Only lines with the word "хозяйства" are needed; collect each of them from the listing below.

* BEGIN *

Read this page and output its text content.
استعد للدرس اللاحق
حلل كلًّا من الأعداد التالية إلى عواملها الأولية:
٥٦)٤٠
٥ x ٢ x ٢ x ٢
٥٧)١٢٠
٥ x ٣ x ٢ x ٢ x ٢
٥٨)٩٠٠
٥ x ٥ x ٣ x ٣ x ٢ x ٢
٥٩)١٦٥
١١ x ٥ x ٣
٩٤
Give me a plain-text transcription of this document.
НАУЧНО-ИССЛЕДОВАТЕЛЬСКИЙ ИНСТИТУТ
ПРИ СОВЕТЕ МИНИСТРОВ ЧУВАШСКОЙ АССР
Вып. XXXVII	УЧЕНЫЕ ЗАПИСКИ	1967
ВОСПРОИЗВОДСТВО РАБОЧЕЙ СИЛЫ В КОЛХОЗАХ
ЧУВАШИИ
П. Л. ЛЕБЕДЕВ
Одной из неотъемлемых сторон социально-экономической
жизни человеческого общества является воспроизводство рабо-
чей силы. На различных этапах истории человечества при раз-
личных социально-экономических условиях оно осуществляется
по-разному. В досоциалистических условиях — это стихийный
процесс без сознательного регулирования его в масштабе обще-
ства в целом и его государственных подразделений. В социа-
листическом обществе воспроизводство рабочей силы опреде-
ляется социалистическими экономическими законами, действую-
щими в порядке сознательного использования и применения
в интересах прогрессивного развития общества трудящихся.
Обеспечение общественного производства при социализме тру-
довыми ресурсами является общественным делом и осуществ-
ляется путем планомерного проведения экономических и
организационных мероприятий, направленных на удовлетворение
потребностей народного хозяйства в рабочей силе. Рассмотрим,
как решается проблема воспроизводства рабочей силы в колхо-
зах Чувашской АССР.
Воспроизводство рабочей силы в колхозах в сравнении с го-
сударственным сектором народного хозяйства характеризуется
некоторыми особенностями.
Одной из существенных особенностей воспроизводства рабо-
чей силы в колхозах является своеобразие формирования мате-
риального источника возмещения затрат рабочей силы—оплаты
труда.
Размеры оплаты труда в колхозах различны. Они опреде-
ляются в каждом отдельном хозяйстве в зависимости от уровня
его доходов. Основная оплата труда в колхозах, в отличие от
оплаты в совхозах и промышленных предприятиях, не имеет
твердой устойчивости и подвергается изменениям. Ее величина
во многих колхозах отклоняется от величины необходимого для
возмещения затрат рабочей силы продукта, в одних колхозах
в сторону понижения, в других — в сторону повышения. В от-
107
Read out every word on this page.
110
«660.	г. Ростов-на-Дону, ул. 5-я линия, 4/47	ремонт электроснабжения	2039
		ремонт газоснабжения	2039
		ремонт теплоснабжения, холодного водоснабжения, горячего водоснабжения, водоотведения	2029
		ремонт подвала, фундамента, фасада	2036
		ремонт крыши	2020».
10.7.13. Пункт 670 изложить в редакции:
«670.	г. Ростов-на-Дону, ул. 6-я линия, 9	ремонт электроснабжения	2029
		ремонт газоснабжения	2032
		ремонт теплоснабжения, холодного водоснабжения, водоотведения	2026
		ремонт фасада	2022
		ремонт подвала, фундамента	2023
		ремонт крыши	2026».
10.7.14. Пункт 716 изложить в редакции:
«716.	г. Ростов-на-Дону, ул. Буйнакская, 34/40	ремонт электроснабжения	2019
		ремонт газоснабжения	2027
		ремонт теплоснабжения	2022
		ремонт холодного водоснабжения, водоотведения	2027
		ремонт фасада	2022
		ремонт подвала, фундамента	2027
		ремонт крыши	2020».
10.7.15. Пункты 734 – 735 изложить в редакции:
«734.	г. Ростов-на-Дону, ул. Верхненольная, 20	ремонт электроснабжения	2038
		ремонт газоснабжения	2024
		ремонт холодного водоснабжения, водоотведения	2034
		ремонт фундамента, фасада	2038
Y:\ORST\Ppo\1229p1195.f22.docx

* END *

Solution to this task
потребностей народного хозяйства в рабочей силе. Рассмотрим,
сударственным сектором народного хозяйства характеризуется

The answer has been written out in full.